* Begin Stored data *
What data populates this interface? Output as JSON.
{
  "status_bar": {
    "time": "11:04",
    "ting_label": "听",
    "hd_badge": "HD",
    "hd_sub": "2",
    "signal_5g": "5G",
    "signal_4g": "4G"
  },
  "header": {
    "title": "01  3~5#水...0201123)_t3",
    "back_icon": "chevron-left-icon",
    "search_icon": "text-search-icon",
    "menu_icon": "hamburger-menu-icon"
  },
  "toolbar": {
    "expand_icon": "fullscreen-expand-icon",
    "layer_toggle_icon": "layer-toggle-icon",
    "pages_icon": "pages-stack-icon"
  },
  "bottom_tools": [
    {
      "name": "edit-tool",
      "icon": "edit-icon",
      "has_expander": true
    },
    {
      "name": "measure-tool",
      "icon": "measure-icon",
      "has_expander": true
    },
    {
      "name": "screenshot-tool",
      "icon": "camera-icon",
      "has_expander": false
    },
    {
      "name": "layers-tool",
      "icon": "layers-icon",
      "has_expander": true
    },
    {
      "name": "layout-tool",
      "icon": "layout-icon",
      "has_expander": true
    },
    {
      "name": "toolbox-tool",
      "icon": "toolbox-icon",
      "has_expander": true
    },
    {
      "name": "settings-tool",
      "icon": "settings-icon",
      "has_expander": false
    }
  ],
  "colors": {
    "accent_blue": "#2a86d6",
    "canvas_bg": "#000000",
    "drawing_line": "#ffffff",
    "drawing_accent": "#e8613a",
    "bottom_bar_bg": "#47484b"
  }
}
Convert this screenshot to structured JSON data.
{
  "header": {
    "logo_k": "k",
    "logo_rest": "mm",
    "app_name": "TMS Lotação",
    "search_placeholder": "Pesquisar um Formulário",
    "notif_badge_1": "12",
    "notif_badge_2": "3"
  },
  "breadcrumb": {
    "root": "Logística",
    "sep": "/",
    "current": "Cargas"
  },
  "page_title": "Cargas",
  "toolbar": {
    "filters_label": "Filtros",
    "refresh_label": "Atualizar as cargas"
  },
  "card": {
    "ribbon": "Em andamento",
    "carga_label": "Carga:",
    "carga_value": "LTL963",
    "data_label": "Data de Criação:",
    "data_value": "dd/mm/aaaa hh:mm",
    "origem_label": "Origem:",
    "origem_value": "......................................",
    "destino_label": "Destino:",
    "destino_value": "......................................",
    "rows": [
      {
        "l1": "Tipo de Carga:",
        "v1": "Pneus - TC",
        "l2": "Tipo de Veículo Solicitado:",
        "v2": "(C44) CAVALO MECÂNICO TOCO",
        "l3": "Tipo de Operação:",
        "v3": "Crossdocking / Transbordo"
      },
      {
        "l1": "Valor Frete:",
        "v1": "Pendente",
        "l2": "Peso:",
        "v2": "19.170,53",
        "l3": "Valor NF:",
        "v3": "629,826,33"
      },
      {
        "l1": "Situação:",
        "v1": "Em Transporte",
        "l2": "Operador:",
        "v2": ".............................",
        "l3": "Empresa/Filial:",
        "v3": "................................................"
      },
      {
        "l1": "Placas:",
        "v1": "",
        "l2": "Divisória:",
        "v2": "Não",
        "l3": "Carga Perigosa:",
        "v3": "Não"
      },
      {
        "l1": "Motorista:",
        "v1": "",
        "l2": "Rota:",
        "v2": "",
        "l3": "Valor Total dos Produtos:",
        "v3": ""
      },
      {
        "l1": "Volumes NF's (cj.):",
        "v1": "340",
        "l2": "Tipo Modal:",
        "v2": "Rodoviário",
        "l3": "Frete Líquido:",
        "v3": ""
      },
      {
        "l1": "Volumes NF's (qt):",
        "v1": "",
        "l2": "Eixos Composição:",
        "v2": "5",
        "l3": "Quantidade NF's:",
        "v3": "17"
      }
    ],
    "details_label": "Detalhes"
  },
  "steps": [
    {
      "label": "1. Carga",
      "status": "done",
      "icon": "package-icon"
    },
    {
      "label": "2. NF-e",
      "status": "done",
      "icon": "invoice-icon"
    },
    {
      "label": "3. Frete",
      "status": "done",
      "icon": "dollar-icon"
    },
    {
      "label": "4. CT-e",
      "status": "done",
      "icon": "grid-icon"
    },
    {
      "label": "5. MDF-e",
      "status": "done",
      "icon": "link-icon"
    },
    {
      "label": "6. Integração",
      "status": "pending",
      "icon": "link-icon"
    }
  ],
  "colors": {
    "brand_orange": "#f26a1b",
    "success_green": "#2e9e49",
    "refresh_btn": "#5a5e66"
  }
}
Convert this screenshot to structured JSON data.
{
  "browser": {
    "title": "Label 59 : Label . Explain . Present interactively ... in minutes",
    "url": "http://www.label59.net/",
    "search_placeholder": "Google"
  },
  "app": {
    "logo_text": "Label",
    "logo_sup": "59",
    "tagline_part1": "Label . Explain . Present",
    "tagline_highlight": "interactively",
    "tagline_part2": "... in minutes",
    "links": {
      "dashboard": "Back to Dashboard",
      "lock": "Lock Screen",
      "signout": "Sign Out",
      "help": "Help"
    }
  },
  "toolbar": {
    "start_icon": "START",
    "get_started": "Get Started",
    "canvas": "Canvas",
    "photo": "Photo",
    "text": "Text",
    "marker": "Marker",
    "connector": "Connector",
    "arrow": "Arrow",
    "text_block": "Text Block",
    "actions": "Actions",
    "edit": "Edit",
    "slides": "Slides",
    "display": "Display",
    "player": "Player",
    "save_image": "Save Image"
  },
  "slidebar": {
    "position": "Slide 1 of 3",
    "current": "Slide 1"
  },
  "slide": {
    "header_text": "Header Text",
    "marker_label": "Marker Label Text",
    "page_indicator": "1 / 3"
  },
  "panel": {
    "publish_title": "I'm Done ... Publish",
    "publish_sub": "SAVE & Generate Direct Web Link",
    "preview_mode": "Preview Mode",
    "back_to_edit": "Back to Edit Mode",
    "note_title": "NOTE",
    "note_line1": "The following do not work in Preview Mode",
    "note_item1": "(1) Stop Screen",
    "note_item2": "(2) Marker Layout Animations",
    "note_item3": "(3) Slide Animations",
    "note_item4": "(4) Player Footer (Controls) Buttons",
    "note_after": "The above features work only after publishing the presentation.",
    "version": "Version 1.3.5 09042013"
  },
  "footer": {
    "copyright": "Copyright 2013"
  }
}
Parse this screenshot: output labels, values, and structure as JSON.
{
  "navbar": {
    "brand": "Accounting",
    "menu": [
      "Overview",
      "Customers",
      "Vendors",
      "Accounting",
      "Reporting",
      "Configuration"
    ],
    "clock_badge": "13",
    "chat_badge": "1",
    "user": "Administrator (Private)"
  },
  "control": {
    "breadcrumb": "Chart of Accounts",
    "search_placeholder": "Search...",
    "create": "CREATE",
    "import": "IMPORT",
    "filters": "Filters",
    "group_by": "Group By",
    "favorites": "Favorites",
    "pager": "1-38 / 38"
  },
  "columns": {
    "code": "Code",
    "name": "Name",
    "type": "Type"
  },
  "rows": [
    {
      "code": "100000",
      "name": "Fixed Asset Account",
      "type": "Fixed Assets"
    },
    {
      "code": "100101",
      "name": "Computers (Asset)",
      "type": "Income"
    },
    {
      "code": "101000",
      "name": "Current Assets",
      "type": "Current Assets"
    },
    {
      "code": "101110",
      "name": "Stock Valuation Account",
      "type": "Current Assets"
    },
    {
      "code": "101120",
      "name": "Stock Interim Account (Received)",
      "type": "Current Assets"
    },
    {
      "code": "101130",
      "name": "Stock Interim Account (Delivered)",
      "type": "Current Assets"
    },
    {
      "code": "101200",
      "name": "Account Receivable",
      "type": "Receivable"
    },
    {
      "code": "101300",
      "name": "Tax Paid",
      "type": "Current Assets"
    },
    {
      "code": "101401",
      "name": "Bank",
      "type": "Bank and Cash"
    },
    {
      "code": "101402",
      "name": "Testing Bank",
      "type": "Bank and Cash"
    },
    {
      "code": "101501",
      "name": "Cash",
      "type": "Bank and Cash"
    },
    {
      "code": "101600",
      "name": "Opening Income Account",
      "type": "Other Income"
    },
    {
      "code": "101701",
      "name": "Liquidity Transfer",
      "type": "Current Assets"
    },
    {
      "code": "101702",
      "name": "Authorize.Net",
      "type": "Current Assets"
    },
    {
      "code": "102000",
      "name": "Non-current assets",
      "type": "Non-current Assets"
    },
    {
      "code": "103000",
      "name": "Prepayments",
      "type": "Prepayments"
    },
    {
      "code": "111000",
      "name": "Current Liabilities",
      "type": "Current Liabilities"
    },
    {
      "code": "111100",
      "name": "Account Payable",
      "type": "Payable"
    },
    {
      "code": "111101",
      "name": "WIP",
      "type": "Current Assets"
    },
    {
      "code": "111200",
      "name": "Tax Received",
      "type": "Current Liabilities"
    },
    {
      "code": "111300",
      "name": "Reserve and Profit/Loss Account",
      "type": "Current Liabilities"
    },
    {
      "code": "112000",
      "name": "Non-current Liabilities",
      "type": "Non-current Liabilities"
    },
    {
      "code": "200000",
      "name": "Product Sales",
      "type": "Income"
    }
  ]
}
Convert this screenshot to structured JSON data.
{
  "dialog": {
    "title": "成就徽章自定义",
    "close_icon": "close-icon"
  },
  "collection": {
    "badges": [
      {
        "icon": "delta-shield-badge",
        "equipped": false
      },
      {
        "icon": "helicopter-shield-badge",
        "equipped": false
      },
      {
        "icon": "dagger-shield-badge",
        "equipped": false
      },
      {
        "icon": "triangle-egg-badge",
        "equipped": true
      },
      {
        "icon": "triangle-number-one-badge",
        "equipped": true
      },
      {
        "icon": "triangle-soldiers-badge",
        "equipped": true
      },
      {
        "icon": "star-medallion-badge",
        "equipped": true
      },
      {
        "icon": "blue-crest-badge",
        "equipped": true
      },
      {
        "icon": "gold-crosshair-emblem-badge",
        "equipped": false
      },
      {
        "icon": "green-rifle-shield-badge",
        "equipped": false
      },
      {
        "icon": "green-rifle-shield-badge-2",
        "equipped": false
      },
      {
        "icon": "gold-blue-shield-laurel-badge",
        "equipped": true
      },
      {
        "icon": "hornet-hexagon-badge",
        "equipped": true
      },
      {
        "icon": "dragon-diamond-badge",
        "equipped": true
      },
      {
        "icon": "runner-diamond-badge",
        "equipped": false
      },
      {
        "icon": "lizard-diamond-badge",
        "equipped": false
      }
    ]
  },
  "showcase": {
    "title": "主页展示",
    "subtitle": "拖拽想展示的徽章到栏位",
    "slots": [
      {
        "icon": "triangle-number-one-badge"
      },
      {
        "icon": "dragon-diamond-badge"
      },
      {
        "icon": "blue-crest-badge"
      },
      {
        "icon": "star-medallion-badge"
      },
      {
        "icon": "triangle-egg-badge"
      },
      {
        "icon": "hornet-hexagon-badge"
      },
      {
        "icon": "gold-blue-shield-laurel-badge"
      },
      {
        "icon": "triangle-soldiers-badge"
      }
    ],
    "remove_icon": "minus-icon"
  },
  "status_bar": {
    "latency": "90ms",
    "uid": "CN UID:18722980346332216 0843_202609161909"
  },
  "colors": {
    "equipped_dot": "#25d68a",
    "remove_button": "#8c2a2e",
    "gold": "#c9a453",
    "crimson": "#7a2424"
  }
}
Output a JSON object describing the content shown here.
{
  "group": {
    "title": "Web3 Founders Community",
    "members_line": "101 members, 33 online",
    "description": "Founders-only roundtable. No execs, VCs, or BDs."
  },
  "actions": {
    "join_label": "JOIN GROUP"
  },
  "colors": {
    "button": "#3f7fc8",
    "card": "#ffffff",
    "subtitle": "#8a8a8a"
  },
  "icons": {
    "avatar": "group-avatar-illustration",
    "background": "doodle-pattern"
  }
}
* End Stored data *
### Goal of the exercise
Show every line from the entries above in which "laurel" appears.

### Solution below
        "icon": "gold-blue-shield-laurel-badge",
        "icon": "gold-blue-shield-laurel-badge"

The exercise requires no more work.